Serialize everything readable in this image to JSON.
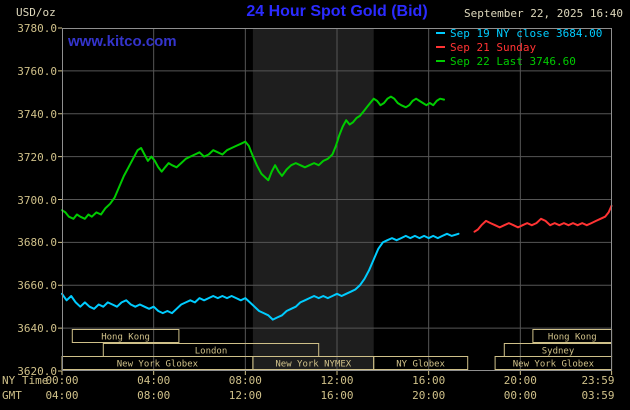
{
  "header": {
    "unit": "USD/oz",
    "title": "24 Hour Spot Gold (Bid)",
    "datetime": "September 22, 2025 16:40",
    "watermark": "www.kitco.com"
  },
  "legend": {
    "items": [
      {
        "text": "Sep 19 NY close 3684.00",
        "color": "#00ccff"
      },
      {
        "text": "Sep 21 Sunday",
        "color": "#ff3333"
      },
      {
        "text": "Sep 22 Last 3746.60",
        "color": "#00cc00"
      }
    ]
  },
  "axes": {
    "ny_time_label": "NY Time",
    "gmt_label": "GMT",
    "ny_ticks": [
      {
        "hour": 0,
        "label": "00:00"
      },
      {
        "hour": 4,
        "label": "04:00"
      },
      {
        "hour": 8,
        "label": "08:00"
      },
      {
        "hour": 12,
        "label": "12:00"
      },
      {
        "hour": 16,
        "label": "16:00"
      },
      {
        "hour": 20,
        "label": "20:00"
      },
      {
        "hour": 23.983,
        "label": "23:59"
      }
    ],
    "gmt_ticks": [
      {
        "hour": 0,
        "label": "04:00"
      },
      {
        "hour": 4,
        "label": "08:00"
      },
      {
        "hour": 8,
        "label": "12:00"
      },
      {
        "hour": 12,
        "label": "16:00"
      },
      {
        "hour": 16,
        "label": "20:00"
      },
      {
        "hour": 20,
        "label": "00:00"
      },
      {
        "hour": 23.983,
        "label": "03:59"
      }
    ],
    "y_ticks": [
      {
        "value": 3780,
        "label": "3780.0"
      },
      {
        "value": 3760,
        "label": "3760.0"
      },
      {
        "value": 3740,
        "label": "3740.0"
      },
      {
        "value": 3720,
        "label": "3720.0"
      },
      {
        "value": 3700,
        "label": "3700.0"
      },
      {
        "value": 3680,
        "label": "3680.0"
      },
      {
        "value": 3660,
        "label": "3660.0"
      },
      {
        "value": 3640,
        "label": "3640.0"
      },
      {
        "value": 3620,
        "label": "3620.0"
      }
    ]
  },
  "sessions": [
    {
      "row": 0,
      "label": "Hong Kong",
      "start": 0.45,
      "end": 5.1
    },
    {
      "row": 0,
      "label": "Hong Kong",
      "start": 20.55,
      "end": 23.983
    },
    {
      "row": 1,
      "label": "London",
      "start": 1.8,
      "end": 11.2
    },
    {
      "row": 1,
      "label": "Sydney",
      "start": 19.3,
      "end": 23.983
    },
    {
      "row": 2,
      "label": "New York Globex",
      "start": 0,
      "end": 8.33
    },
    {
      "row": 2,
      "label": "New York NYMEX",
      "start": 8.33,
      "end": 13.6
    },
    {
      "row": 2,
      "label": "NY Globex",
      "start": 13.6,
      "end": 17.7
    },
    {
      "row": 2,
      "label": "New York Globex",
      "start": 18.9,
      "end": 23.983
    }
  ],
  "colors": {
    "background": "#000000",
    "grid": "#565656",
    "frame": "#8f8f8f",
    "highlight_band": "#1e1e1e",
    "session": "#cfc089",
    "axis_text": "#cfc089",
    "info_text": "#ded8bc",
    "title": "#2b2bff",
    "watermark": "#3434cc"
  },
  "chart_data": {
    "type": "line",
    "title": "24 Hour Spot Gold (Bid)",
    "ylabel": "USD/oz",
    "xlabel": "NY Time (hours 0-24)",
    "xlim": [
      0,
      24
    ],
    "ylim": [
      3620,
      3780
    ],
    "grid": true,
    "legend_position": "top-right",
    "highlight_band": {
      "x0": 8.33,
      "x1": 13.6,
      "note": "New York NYMEX session shading"
    },
    "series": [
      {
        "id": "sep19",
        "name": "Sep 19 NY close 3684.00",
        "color": "#00ccff",
        "points": [
          [
            0.0,
            3656
          ],
          [
            0.2,
            3653
          ],
          [
            0.4,
            3655
          ],
          [
            0.6,
            3652
          ],
          [
            0.8,
            3650
          ],
          [
            1.0,
            3652
          ],
          [
            1.2,
            3650
          ],
          [
            1.4,
            3649
          ],
          [
            1.6,
            3651
          ],
          [
            1.8,
            3650
          ],
          [
            2.0,
            3652
          ],
          [
            2.2,
            3651
          ],
          [
            2.4,
            3650
          ],
          [
            2.6,
            3652
          ],
          [
            2.8,
            3653
          ],
          [
            3.0,
            3651
          ],
          [
            3.2,
            3650
          ],
          [
            3.4,
            3651
          ],
          [
            3.6,
            3650
          ],
          [
            3.8,
            3649
          ],
          [
            4.0,
            3650
          ],
          [
            4.2,
            3648
          ],
          [
            4.4,
            3647
          ],
          [
            4.6,
            3648
          ],
          [
            4.8,
            3647
          ],
          [
            5.0,
            3649
          ],
          [
            5.2,
            3651
          ],
          [
            5.4,
            3652
          ],
          [
            5.6,
            3653
          ],
          [
            5.8,
            3652
          ],
          [
            6.0,
            3654
          ],
          [
            6.2,
            3653
          ],
          [
            6.4,
            3654
          ],
          [
            6.6,
            3655
          ],
          [
            6.8,
            3654
          ],
          [
            7.0,
            3655
          ],
          [
            7.2,
            3654
          ],
          [
            7.4,
            3655
          ],
          [
            7.6,
            3654
          ],
          [
            7.8,
            3653
          ],
          [
            8.0,
            3654
          ],
          [
            8.2,
            3652
          ],
          [
            8.4,
            3650
          ],
          [
            8.6,
            3648
          ],
          [
            8.8,
            3647
          ],
          [
            9.0,
            3646
          ],
          [
            9.2,
            3644
          ],
          [
            9.4,
            3645
          ],
          [
            9.6,
            3646
          ],
          [
            9.8,
            3648
          ],
          [
            10.0,
            3649
          ],
          [
            10.2,
            3650
          ],
          [
            10.4,
            3652
          ],
          [
            10.6,
            3653
          ],
          [
            10.8,
            3654
          ],
          [
            11.0,
            3655
          ],
          [
            11.2,
            3654
          ],
          [
            11.4,
            3655
          ],
          [
            11.6,
            3654
          ],
          [
            11.8,
            3655
          ],
          [
            12.0,
            3656
          ],
          [
            12.2,
            3655
          ],
          [
            12.4,
            3656
          ],
          [
            12.6,
            3657
          ],
          [
            12.8,
            3658
          ],
          [
            13.0,
            3660
          ],
          [
            13.2,
            3663
          ],
          [
            13.4,
            3667
          ],
          [
            13.6,
            3672
          ],
          [
            13.8,
            3677
          ],
          [
            14.0,
            3680
          ],
          [
            14.2,
            3681
          ],
          [
            14.4,
            3682
          ],
          [
            14.6,
            3681
          ],
          [
            14.8,
            3682
          ],
          [
            15.0,
            3683
          ],
          [
            15.2,
            3682
          ],
          [
            15.4,
            3683
          ],
          [
            15.6,
            3682
          ],
          [
            15.8,
            3683
          ],
          [
            16.0,
            3682
          ],
          [
            16.2,
            3683
          ],
          [
            16.4,
            3682
          ],
          [
            16.6,
            3683
          ],
          [
            16.8,
            3684
          ],
          [
            17.0,
            3683
          ],
          [
            17.3,
            3684
          ]
        ]
      },
      {
        "id": "sep21",
        "name": "Sep 21 Sunday",
        "color": "#ff3333",
        "points": [
          [
            18.0,
            3685
          ],
          [
            18.15,
            3686
          ],
          [
            18.3,
            3688
          ],
          [
            18.5,
            3690
          ],
          [
            18.7,
            3689
          ],
          [
            18.9,
            3688
          ],
          [
            19.1,
            3687
          ],
          [
            19.3,
            3688
          ],
          [
            19.5,
            3689
          ],
          [
            19.7,
            3688
          ],
          [
            19.9,
            3687
          ],
          [
            20.1,
            3688
          ],
          [
            20.3,
            3689
          ],
          [
            20.5,
            3688
          ],
          [
            20.7,
            3689
          ],
          [
            20.9,
            3691
          ],
          [
            21.1,
            3690
          ],
          [
            21.3,
            3688
          ],
          [
            21.5,
            3689
          ],
          [
            21.7,
            3688
          ],
          [
            21.9,
            3689
          ],
          [
            22.1,
            3688
          ],
          [
            22.3,
            3689
          ],
          [
            22.5,
            3688
          ],
          [
            22.7,
            3689
          ],
          [
            22.9,
            3688
          ],
          [
            23.1,
            3689
          ],
          [
            23.3,
            3690
          ],
          [
            23.5,
            3691
          ],
          [
            23.7,
            3692
          ],
          [
            23.85,
            3694
          ],
          [
            23.98,
            3697
          ]
        ]
      },
      {
        "id": "sep22",
        "name": "Sep 22 Last 3746.60",
        "color": "#00cc00",
        "points": [
          [
            0.0,
            3695
          ],
          [
            0.15,
            3694
          ],
          [
            0.3,
            3692
          ],
          [
            0.5,
            3691
          ],
          [
            0.65,
            3693
          ],
          [
            0.8,
            3692
          ],
          [
            1.0,
            3691
          ],
          [
            1.15,
            3693
          ],
          [
            1.3,
            3692
          ],
          [
            1.5,
            3694
          ],
          [
            1.7,
            3693
          ],
          [
            1.9,
            3696
          ],
          [
            2.1,
            3698
          ],
          [
            2.3,
            3701
          ],
          [
            2.5,
            3706
          ],
          [
            2.7,
            3711
          ],
          [
            2.9,
            3715
          ],
          [
            3.1,
            3719
          ],
          [
            3.3,
            3723
          ],
          [
            3.45,
            3724
          ],
          [
            3.6,
            3721
          ],
          [
            3.75,
            3718
          ],
          [
            3.9,
            3720
          ],
          [
            4.05,
            3718
          ],
          [
            4.2,
            3715
          ],
          [
            4.35,
            3713
          ],
          [
            4.5,
            3715
          ],
          [
            4.65,
            3717
          ],
          [
            4.8,
            3716
          ],
          [
            5.0,
            3715
          ],
          [
            5.2,
            3717
          ],
          [
            5.4,
            3719
          ],
          [
            5.6,
            3720
          ],
          [
            5.8,
            3721
          ],
          [
            6.0,
            3722
          ],
          [
            6.2,
            3720
          ],
          [
            6.4,
            3721
          ],
          [
            6.6,
            3723
          ],
          [
            6.8,
            3722
          ],
          [
            7.0,
            3721
          ],
          [
            7.2,
            3723
          ],
          [
            7.4,
            3724
          ],
          [
            7.6,
            3725
          ],
          [
            7.8,
            3726
          ],
          [
            8.0,
            3727
          ],
          [
            8.15,
            3725
          ],
          [
            8.3,
            3721
          ],
          [
            8.5,
            3716
          ],
          [
            8.7,
            3712
          ],
          [
            8.9,
            3710
          ],
          [
            9.0,
            3709
          ],
          [
            9.15,
            3713
          ],
          [
            9.3,
            3716
          ],
          [
            9.45,
            3713
          ],
          [
            9.6,
            3711
          ],
          [
            9.8,
            3714
          ],
          [
            10.0,
            3716
          ],
          [
            10.2,
            3717
          ],
          [
            10.4,
            3716
          ],
          [
            10.6,
            3715
          ],
          [
            10.8,
            3716
          ],
          [
            11.0,
            3717
          ],
          [
            11.2,
            3716
          ],
          [
            11.4,
            3718
          ],
          [
            11.6,
            3719
          ],
          [
            11.8,
            3721
          ],
          [
            11.95,
            3725
          ],
          [
            12.1,
            3730
          ],
          [
            12.25,
            3734
          ],
          [
            12.4,
            3737
          ],
          [
            12.55,
            3735
          ],
          [
            12.7,
            3736
          ],
          [
            12.85,
            3738
          ],
          [
            13.0,
            3739
          ],
          [
            13.15,
            3741
          ],
          [
            13.3,
            3743
          ],
          [
            13.45,
            3745
          ],
          [
            13.6,
            3747
          ],
          [
            13.75,
            3746
          ],
          [
            13.9,
            3744
          ],
          [
            14.05,
            3745
          ],
          [
            14.2,
            3747
          ],
          [
            14.35,
            3748
          ],
          [
            14.5,
            3747
          ],
          [
            14.65,
            3745
          ],
          [
            14.8,
            3744
          ],
          [
            15.0,
            3743
          ],
          [
            15.15,
            3744
          ],
          [
            15.3,
            3746
          ],
          [
            15.45,
            3747
          ],
          [
            15.6,
            3746
          ],
          [
            15.75,
            3745
          ],
          [
            15.9,
            3744
          ],
          [
            16.05,
            3745
          ],
          [
            16.2,
            3744
          ],
          [
            16.35,
            3746
          ],
          [
            16.5,
            3747
          ],
          [
            16.67,
            3746.6
          ]
        ]
      }
    ]
  }
}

◇ ◇ ◇

## EXERCISE PROMPT
Search the entries for the word "Last" and copy every line that has it.

## ANSWER BELOW
        "text": "Sep 22 Last 3746.60",
        "name": "Sep 22 Last 3746.60",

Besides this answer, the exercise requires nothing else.